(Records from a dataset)

---

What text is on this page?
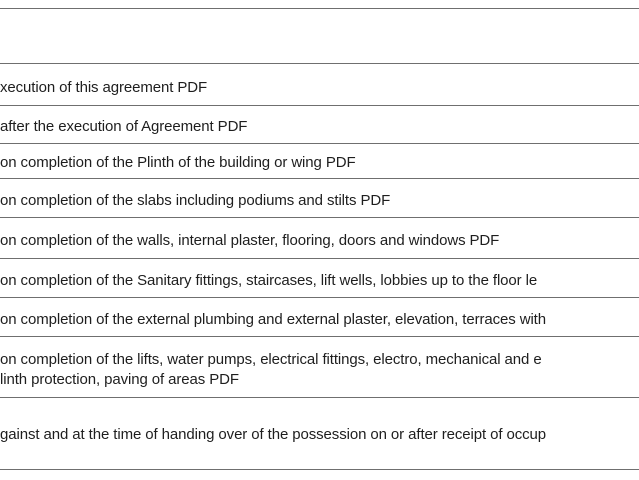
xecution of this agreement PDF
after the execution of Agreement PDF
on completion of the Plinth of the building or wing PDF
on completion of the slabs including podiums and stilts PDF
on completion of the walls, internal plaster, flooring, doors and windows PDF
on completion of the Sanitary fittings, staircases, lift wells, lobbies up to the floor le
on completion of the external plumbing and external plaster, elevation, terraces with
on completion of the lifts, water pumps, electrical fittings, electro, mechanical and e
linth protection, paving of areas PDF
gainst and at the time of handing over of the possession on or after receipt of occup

---

**TASK PROMPT**. Print all entries exactly. The images do not belong in the copy.

**RESPONSE TO THIS TASK**.
What text is on this page?
xecution of this agreement PDF
after the execution of Agreement PDF
on completion of the Plinth of the building or wing PDF
on completion of the slabs including podiums and stilts PDF
on completion of the walls, internal plaster, flooring, doors and windows PDF
on completion of the Sanitary fittings, staircases, lift wells, lobbies up to the floor le
on completion of the external plumbing and external plaster, elevation, terraces with
on completion of the lifts, water pumps, electrical fittings, electro, mechanical and e
linth protection, paving of areas PDF
gainst and at the time of handing over of the possession on or after receipt of occup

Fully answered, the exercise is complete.